* _Direction_: Find all the lines with "name" and gather them.

* _Task material_:
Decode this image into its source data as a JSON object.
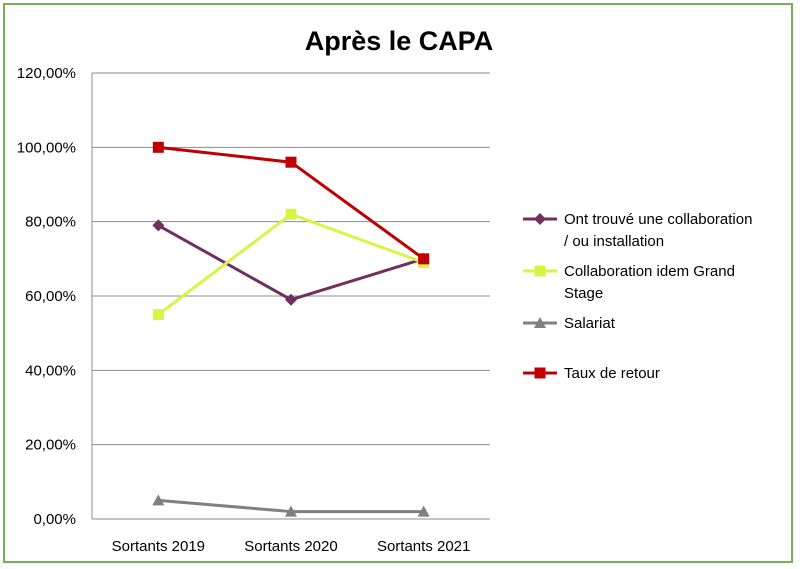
{
  "chart_data": {
    "type": "line",
    "title": "Après le CAPA",
    "xlabel": "",
    "ylabel": "",
    "categories": [
      "Sortants 2019",
      "Sortants 2020",
      "Sortants 2021"
    ],
    "ylim": [
      0,
      120
    ],
    "y_ticks": [
      "0,00%",
      "20,00%",
      "40,00%",
      "60,00%",
      "80,00%",
      "100,00%",
      "120,00%"
    ],
    "grid": true,
    "legend_position": "right",
    "series": [
      {
        "name": "Ont trouvé une collaboration / ou installation",
        "legend_lines": [
          "Ont trouvé une collaboration",
          "/ ou installation"
        ],
        "values": [
          79,
          59,
          70
        ],
        "color": "#70305f",
        "marker": "diamond"
      },
      {
        "name": "Collaboration idem Grand Stage",
        "legend_lines": [
          "Collaboration idem Grand",
          "Stage"
        ],
        "values": [
          55,
          82,
          69
        ],
        "color": "#d8f546",
        "marker": "square"
      },
      {
        "name": "Salariat",
        "legend_lines": [
          "Salariat"
        ],
        "values": [
          5,
          2,
          2
        ],
        "color": "#808080",
        "marker": "triangle"
      },
      {
        "name": "Taux de retour",
        "legend_lines": [
          "Taux de retour"
        ],
        "values": [
          100,
          96,
          70
        ],
        "color": "#c00000",
        "marker": "square"
      }
    ]
  }
}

* _Correct response_:
        "name": "Ont trouvé une collaboration / ou installation",
        "name": "Collaboration idem Grand Stage",
        "name": "Salariat",
        "name": "Taux de retour",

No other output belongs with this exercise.